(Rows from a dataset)
---
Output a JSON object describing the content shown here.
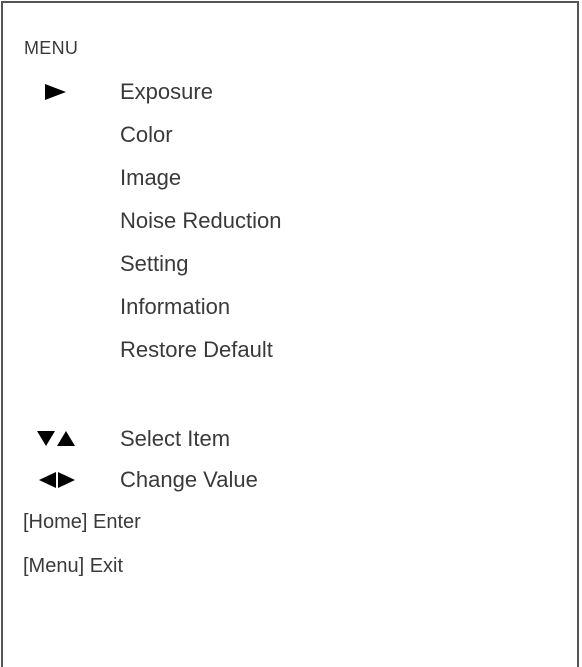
{
  "menu": {
    "title": "MENU",
    "selected_index": 0,
    "items": [
      {
        "label": "Exposure"
      },
      {
        "label": "Color"
      },
      {
        "label": "Image"
      },
      {
        "label": "Noise Reduction"
      },
      {
        "label": "Setting"
      },
      {
        "label": "Information"
      },
      {
        "label": "Restore Default"
      }
    ]
  },
  "hints": {
    "select": {
      "icon": "down-up-arrows-icon",
      "label": "Select Item"
    },
    "change": {
      "icon": "left-right-arrows-icon",
      "label": "Change Value"
    },
    "enter": "[Home] Enter",
    "exit": "[Menu] Exit"
  },
  "colors": {
    "text": "#3a3a3a",
    "icon": "#000000",
    "border": "#555555",
    "background": "#ffffff"
  }
}
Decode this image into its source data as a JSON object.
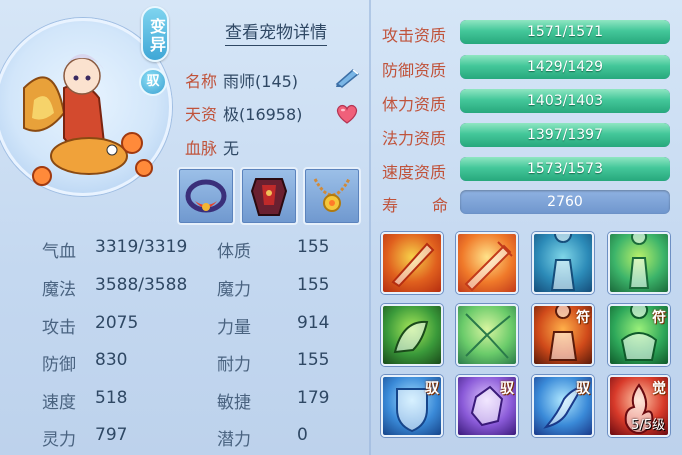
---
## STATED GOAL:
Transcribe each entry above exactly, apart from the pictures.

## ANSWER FOR THE TASK:
Output a JSON object describing the content shown here.
{
  "menu": {
    "title": "MENU",
    "selected_index": 0,
    "items": [
      {
        "label": "Exposure"
      },
      {
        "label": "Color"
      },
      {
        "label": "Image"
      },
      {
        "label": "Noise Reduction"
      },
      {
        "label": "Setting"
      },
      {
        "label": "Information"
      },
      {
        "label": "Restore Default"
      }
    ]
  },
  "hints": {
    "select": {
      "icon": "down-up-arrows-icon",
      "label": "Select Item"
    },
    "change": {
      "icon": "left-right-arrows-icon",
      "label": "Change Value"
    },
    "enter": "[Home] Enter",
    "exit": "[Menu] Exit"
  },
  "colors": {
    "text": "#3a3a3a",
    "icon": "#000000",
    "border": "#555555",
    "background": "#ffffff"
  }
}
Decode this image into its source data as a JSON object.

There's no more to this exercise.